(Lines of data)
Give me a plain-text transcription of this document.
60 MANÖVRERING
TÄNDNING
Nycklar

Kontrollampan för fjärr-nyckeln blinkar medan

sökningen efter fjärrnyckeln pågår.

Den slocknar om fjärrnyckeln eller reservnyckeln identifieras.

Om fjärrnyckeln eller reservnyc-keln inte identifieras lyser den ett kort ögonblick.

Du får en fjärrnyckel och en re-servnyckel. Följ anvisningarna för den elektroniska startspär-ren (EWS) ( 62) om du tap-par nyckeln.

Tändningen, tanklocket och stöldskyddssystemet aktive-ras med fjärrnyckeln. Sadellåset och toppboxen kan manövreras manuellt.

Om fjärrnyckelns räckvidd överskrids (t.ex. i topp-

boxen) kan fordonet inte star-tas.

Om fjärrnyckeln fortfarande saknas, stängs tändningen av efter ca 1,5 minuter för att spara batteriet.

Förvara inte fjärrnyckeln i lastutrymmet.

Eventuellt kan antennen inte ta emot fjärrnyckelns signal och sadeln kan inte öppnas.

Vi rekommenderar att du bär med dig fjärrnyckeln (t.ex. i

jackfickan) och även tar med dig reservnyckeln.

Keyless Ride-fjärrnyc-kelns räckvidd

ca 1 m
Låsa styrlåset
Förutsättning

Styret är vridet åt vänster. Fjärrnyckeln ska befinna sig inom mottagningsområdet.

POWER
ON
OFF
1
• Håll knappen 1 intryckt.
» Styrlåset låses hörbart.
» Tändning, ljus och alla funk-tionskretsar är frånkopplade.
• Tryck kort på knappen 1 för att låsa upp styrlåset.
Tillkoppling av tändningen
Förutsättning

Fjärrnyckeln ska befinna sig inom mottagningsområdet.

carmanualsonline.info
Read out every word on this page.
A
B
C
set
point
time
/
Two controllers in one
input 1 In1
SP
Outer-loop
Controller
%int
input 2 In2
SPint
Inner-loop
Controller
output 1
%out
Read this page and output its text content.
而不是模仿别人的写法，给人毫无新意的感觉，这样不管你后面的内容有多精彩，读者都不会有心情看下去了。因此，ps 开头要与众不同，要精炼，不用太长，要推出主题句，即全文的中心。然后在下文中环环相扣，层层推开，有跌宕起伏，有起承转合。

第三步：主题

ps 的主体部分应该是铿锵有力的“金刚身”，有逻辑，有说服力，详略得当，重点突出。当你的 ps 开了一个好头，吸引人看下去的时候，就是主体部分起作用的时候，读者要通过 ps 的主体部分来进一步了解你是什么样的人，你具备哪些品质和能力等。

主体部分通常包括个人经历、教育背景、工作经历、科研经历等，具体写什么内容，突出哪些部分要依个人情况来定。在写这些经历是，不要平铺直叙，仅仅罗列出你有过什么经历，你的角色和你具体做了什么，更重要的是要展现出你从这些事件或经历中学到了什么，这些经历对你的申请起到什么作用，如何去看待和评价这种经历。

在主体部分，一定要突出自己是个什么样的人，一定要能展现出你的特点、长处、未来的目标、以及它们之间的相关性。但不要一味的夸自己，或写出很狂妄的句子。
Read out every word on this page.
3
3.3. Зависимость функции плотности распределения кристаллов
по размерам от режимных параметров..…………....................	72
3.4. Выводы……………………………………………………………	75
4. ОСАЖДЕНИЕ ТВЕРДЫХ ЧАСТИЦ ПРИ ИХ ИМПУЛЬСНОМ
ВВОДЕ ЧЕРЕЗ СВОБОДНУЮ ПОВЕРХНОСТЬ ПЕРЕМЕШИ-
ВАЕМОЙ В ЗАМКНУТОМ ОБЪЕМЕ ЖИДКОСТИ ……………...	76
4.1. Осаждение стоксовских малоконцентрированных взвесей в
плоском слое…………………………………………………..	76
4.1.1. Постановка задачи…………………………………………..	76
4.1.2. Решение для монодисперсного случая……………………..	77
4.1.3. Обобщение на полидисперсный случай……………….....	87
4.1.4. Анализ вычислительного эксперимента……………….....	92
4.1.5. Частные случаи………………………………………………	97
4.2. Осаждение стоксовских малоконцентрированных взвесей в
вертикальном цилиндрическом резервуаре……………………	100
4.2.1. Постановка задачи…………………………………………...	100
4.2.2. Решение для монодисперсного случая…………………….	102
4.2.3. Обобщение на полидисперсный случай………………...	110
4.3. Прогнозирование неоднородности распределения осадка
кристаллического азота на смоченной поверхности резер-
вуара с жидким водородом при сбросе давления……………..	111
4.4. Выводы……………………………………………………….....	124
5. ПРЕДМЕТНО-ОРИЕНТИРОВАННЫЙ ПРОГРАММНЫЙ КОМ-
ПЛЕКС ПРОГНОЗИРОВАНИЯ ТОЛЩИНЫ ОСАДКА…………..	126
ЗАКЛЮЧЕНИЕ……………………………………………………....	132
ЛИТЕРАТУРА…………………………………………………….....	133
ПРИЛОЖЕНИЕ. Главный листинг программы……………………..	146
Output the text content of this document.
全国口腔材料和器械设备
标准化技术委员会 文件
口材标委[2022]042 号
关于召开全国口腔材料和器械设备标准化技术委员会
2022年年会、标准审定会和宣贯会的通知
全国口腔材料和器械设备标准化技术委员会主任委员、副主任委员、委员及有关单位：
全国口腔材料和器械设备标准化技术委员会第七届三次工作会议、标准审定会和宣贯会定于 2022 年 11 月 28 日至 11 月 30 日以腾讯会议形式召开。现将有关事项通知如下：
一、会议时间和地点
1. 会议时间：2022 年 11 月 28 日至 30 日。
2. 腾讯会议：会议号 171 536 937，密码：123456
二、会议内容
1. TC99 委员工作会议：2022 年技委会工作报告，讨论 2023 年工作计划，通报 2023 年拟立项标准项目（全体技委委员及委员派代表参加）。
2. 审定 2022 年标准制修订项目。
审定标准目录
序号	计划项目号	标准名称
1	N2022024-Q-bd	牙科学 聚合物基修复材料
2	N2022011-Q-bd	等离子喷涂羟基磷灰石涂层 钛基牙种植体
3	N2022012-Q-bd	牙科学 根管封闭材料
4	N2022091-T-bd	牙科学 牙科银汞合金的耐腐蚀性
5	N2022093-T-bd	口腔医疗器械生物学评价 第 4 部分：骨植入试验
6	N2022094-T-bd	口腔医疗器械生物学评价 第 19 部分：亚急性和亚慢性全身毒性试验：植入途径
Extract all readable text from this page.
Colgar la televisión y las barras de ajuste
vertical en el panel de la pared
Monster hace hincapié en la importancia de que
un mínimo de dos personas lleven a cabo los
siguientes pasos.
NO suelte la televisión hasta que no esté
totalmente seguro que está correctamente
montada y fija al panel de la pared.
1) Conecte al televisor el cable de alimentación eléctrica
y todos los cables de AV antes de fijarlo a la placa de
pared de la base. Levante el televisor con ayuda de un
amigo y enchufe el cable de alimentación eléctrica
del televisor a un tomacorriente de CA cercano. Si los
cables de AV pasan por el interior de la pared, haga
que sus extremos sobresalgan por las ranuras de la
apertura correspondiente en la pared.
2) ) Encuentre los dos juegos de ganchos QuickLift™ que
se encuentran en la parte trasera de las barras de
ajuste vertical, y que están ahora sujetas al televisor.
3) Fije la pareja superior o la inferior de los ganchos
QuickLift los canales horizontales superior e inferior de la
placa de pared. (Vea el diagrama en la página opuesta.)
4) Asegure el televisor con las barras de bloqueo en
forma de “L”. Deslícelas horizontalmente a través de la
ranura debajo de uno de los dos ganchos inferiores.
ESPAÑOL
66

-- Written instruction --
Identify the lines of the data that contain the word "случай". Copy each of them.

-- Solution to this problem --
4.1.3. Обобщение на полидисперсный случай……………….....	87
4.2.3. Обобщение на полидисперсный случай………………...	110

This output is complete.